### Directions
Look through the lines and report how many include the word "following", giving nothing but the number.

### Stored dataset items
□ □ □ □ □ □ □

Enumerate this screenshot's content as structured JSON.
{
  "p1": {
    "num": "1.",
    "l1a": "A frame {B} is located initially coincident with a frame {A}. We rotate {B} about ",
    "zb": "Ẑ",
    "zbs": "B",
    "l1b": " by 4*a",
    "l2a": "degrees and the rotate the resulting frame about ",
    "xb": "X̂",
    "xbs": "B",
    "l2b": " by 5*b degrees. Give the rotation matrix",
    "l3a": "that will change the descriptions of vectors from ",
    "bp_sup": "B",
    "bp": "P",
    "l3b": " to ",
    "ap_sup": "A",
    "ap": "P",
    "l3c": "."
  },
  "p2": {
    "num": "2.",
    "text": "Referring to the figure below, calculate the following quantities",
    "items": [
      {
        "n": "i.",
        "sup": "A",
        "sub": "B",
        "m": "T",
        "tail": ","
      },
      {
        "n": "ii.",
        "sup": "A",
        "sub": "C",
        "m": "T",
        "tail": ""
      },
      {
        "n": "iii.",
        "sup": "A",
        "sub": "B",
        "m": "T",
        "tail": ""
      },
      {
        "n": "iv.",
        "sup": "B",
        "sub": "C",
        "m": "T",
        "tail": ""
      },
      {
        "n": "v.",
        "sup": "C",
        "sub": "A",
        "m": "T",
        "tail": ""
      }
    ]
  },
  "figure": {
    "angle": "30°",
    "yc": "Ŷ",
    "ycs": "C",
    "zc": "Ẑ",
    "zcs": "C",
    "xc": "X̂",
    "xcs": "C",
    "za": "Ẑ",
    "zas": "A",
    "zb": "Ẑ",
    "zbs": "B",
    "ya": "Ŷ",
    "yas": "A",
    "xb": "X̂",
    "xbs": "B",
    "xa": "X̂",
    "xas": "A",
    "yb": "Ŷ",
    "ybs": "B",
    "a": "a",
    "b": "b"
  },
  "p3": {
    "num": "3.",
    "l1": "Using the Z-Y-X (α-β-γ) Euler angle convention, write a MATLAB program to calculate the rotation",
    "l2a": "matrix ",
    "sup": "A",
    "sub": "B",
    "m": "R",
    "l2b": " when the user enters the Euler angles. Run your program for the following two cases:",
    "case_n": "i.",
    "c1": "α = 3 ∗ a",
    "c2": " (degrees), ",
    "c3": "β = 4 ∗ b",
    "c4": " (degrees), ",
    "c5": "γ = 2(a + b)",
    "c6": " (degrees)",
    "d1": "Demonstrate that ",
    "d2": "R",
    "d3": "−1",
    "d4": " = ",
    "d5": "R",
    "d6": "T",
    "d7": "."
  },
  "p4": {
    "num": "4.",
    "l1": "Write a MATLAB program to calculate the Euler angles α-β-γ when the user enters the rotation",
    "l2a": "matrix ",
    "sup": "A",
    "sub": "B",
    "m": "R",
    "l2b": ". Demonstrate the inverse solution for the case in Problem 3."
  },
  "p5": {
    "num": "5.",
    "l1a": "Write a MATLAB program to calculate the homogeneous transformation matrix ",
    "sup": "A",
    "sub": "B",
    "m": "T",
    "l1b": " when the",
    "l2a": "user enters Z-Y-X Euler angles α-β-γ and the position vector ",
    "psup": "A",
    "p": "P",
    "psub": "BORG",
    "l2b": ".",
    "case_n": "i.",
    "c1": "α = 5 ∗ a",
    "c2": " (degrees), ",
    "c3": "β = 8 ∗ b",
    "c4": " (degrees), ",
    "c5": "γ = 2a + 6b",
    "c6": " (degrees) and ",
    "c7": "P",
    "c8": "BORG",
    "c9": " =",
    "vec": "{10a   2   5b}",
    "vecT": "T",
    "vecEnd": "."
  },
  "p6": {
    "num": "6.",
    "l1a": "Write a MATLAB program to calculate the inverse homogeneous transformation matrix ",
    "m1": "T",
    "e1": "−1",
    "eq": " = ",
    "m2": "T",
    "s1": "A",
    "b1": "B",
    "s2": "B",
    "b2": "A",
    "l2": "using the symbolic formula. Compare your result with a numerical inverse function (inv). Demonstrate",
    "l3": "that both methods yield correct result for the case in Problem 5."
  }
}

□ □ □ □ □ □ □

### Written answer
2